WRITTEN TASK:
All of the data should be repeated exactly; pictures are not part of the copy.

THE INPUT:
* START *

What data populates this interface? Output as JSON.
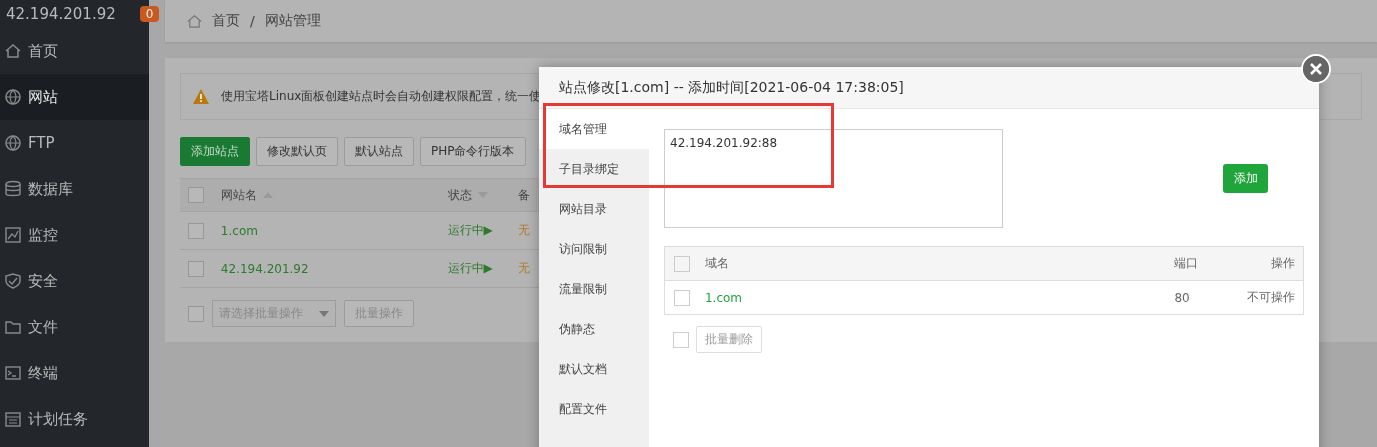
{
  "sidebar": {
    "server": "42.194.201.92",
    "badge": "0",
    "items": [
      {
        "label": "首页",
        "selected": false
      },
      {
        "label": "网站",
        "selected": true
      },
      {
        "label": "FTP",
        "selected": false
      },
      {
        "label": "数据库",
        "selected": false
      },
      {
        "label": "监控",
        "selected": false
      },
      {
        "label": "安全",
        "selected": false
      },
      {
        "label": "文件",
        "selected": false
      },
      {
        "label": "终端",
        "selected": false
      },
      {
        "label": "计划任务",
        "selected": false
      }
    ]
  },
  "breadcrumb": {
    "items": [
      "首页",
      "网站管理"
    ],
    "separator": "/"
  },
  "alert": "使用宝塔Linux面板创建站点时会自动创建权限配置，统一使",
  "toolbar": [
    {
      "label": "添加站点",
      "kind": "primary"
    },
    {
      "label": "修改默认页",
      "kind": "default"
    },
    {
      "label": "默认站点",
      "kind": "default"
    },
    {
      "label": "PHP命令行版本",
      "kind": "default"
    }
  ],
  "site_table": {
    "all_checked": false,
    "columns": [
      "网站名",
      "状态",
      "备"
    ],
    "rows": [
      {
        "checked": false,
        "name": "1.com",
        "status": "运行中▶",
        "column_3": "无"
      },
      {
        "checked": false,
        "name": "42.194.201.92",
        "status": "运行中▶",
        "column_3": "无"
      }
    ]
  },
  "batch": {
    "checked": false,
    "placeholder": "请选择批量操作",
    "button": "批量操作"
  },
  "modal": {
    "title": "站点修改[1.com] -- 添加时间[2021-06-04 17:38:05]",
    "menu": [
      {
        "label": "域名管理",
        "selected": true
      },
      {
        "label": "子目录绑定",
        "selected": false
      },
      {
        "label": "网站目录",
        "selected": false
      },
      {
        "label": "访问限制",
        "selected": false
      },
      {
        "label": "流量限制",
        "selected": false
      },
      {
        "label": "伪静态",
        "selected": false
      },
      {
        "label": "默认文档",
        "selected": false
      },
      {
        "label": "配置文件",
        "selected": false
      }
    ],
    "domain_input": {
      "value": "42.194.201.92:88"
    },
    "add_button": "添加",
    "domain_table": {
      "all_checked": false,
      "columns": [
        "域名",
        "端口",
        "操作"
      ],
      "rows": [
        {
          "checked": false,
          "domain": "1.com",
          "port": "80",
          "action": "不可操作"
        }
      ]
    },
    "bulk_delete": {
      "checked": false,
      "label": "批量删除",
      "disabled": true
    }
  }
}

* END *

CORRECT RESPONSE:
What data populates this interface? Output as JSON.
{
  "sidebar": {
    "server": "42.194.201.92",
    "badge": "0",
    "items": [
      {
        "label": "首页",
        "selected": false
      },
      {
        "label": "网站",
        "selected": true
      },
      {
        "label": "FTP",
        "selected": false
      },
      {
        "label": "数据库",
        "selected": false
      },
      {
        "label": "监控",
        "selected": false
      },
      {
        "label": "安全",
        "selected": false
      },
      {
        "label": "文件",
        "selected": false
      },
      {
        "label": "终端",
        "selected": false
      },
      {
        "label": "计划任务",
        "selected": false
      }
    ]
  },
  "breadcrumb": {
    "items": [
      "首页",
      "网站管理"
    ],
    "separator": "/"
  },
  "alert": "使用宝塔Linux面板创建站点时会自动创建权限配置，统一使",
  "toolbar": [
    {
      "label": "添加站点",
      "kind": "primary"
    },
    {
      "label": "修改默认页",
      "kind": "default"
    },
    {
      "label": "默认站点",
      "kind": "default"
    },
    {
      "label": "PHP命令行版本",
      "kind": "default"
    }
  ],
  "site_table": {
    "all_checked": false,
    "columns": [
      "网站名",
      "状态",
      "备"
    ],
    "rows": [
      {
        "checked": false,
        "name": "1.com",
        "status": "运行中▶",
        "column_3": "无"
      },
      {
        "checked": false,
        "name": "42.194.201.92",
        "status": "运行中▶",
        "column_3": "无"
      }
    ]
  },
  "batch": {
    "checked": false,
    "placeholder": "请选择批量操作",
    "button": "批量操作"
  },
  "modal": {
    "title": "站点修改[1.com] -- 添加时间[2021-06-04 17:38:05]",
    "menu": [
      {
        "label": "域名管理",
        "selected": true
      },
      {
        "label": "子目录绑定",
        "selected": false
      },
      {
        "label": "网站目录",
        "selected": false
      },
      {
        "label": "访问限制",
        "selected": false
      },
      {
        "label": "流量限制",
        "selected": false
      },
      {
        "label": "伪静态",
        "selected": false
      },
      {
        "label": "默认文档",
        "selected": false
      },
      {
        "label": "配置文件",
        "selected": false
      }
    ],
    "domain_input": {
      "value": "42.194.201.92:88"
    },
    "add_button": "添加",
    "domain_table": {
      "all_checked": false,
      "columns": [
        "域名",
        "端口",
        "操作"
      ],
      "rows": [
        {
          "checked": false,
          "domain": "1.com",
          "port": "80",
          "action": "不可操作"
        }
      ]
    },
    "bulk_delete": {
      "checked": false,
      "label": "批量删除",
      "disabled": true
    }
  }
}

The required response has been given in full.